* Stored records:

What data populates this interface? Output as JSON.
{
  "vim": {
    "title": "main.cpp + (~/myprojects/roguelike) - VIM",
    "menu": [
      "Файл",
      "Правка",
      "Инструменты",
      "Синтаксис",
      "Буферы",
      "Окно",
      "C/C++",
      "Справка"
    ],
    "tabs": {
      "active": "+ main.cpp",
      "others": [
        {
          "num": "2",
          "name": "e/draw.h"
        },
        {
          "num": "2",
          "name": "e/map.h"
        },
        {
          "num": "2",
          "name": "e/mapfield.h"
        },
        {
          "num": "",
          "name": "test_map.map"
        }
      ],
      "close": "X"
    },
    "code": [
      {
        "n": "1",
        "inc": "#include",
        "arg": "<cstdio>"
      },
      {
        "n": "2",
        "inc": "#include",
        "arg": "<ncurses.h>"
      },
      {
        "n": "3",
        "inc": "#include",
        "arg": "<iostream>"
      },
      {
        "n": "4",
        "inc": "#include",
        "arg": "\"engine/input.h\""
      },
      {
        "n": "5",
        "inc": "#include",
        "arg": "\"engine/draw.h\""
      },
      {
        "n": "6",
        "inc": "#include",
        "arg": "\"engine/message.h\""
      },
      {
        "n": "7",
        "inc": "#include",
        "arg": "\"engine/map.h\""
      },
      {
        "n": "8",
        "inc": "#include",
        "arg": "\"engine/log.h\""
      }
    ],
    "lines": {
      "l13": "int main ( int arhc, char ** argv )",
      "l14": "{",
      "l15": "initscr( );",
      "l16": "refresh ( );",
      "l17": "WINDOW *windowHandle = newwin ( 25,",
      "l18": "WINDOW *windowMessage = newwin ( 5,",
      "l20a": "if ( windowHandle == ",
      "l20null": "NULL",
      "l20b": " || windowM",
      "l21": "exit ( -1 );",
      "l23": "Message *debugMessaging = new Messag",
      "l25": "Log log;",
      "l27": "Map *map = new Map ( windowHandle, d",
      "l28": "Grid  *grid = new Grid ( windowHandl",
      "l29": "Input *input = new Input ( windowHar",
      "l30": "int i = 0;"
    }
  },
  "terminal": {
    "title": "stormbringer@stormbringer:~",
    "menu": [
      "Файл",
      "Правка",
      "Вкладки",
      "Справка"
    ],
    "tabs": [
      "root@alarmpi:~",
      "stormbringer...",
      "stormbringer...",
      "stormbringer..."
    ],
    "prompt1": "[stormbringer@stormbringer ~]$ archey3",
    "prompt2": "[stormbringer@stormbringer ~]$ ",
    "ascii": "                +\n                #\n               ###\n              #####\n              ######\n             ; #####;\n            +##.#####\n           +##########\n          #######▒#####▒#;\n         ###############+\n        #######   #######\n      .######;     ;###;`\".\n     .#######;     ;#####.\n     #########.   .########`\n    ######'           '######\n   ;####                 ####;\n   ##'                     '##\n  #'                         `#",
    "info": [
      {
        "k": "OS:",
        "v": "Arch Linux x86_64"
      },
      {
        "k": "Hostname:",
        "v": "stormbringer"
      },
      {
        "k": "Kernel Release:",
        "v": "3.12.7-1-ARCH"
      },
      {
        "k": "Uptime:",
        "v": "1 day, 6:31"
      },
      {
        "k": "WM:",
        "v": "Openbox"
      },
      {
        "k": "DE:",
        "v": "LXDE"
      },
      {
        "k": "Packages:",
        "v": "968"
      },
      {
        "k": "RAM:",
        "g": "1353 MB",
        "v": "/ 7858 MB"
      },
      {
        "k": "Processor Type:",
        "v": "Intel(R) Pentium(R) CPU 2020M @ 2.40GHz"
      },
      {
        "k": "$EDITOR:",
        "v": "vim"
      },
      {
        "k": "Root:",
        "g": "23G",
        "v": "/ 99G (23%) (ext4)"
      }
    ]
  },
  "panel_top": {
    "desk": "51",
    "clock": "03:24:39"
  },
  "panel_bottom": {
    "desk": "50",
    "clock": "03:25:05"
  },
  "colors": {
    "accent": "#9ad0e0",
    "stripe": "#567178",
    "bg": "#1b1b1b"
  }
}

* What the task requires: In the entries above, find lines with "main" and copy each.

* Task solution:
    "title": "main.cpp + (~/myprojects/roguelike) - VIM",
      "active": "+ main.cpp",
      "l13": "int main ( int arhc, char ** argv )",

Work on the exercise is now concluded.